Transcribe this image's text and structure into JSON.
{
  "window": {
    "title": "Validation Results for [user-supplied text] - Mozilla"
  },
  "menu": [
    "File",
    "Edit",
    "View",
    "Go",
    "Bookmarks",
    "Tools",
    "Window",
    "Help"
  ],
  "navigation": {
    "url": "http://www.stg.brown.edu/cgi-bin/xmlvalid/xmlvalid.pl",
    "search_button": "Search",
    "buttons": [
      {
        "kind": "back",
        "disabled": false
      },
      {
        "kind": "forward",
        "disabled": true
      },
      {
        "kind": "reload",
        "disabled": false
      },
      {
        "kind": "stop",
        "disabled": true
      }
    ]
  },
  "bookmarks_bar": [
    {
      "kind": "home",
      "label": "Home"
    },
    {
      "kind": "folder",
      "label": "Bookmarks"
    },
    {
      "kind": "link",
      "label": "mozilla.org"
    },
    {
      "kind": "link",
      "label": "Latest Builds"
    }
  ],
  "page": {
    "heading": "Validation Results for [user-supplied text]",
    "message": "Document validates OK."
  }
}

-.-.-

◆ WHAT YOU HAVE TO DO
Each record must be repeated exactly as it is.

◆ FINISHED TASK
Transcribe this image's text and structure into JSON.
{
  "window": {
    "title": "Validation Results for [user-supplied text] - Mozilla"
  },
  "menu": [
    "File",
    "Edit",
    "View",
    "Go",
    "Bookmarks",
    "Tools",
    "Window",
    "Help"
  ],
  "navigation": {
    "url": "http://www.stg.brown.edu/cgi-bin/xmlvalid/xmlvalid.pl",
    "search_button": "Search",
    "buttons": [
      {
        "kind": "back",
        "disabled": false
      },
      {
        "kind": "forward",
        "disabled": true
      },
      {
        "kind": "reload",
        "disabled": false
      },
      {
        "kind": "stop",
        "disabled": true
      }
    ]
  },
  "bookmarks_bar": [
    {
      "kind": "home",
      "label": "Home"
    },
    {
      "kind": "folder",
      "label": "Bookmarks"
    },
    {
      "kind": "link",
      "label": "mozilla.org"
    },
    {
      "kind": "link",
      "label": "Latest Builds"
    }
  ],
  "page": {
    "heading": "Validation Results for [user-supplied text]",
    "message": "Document validates OK."
  }
}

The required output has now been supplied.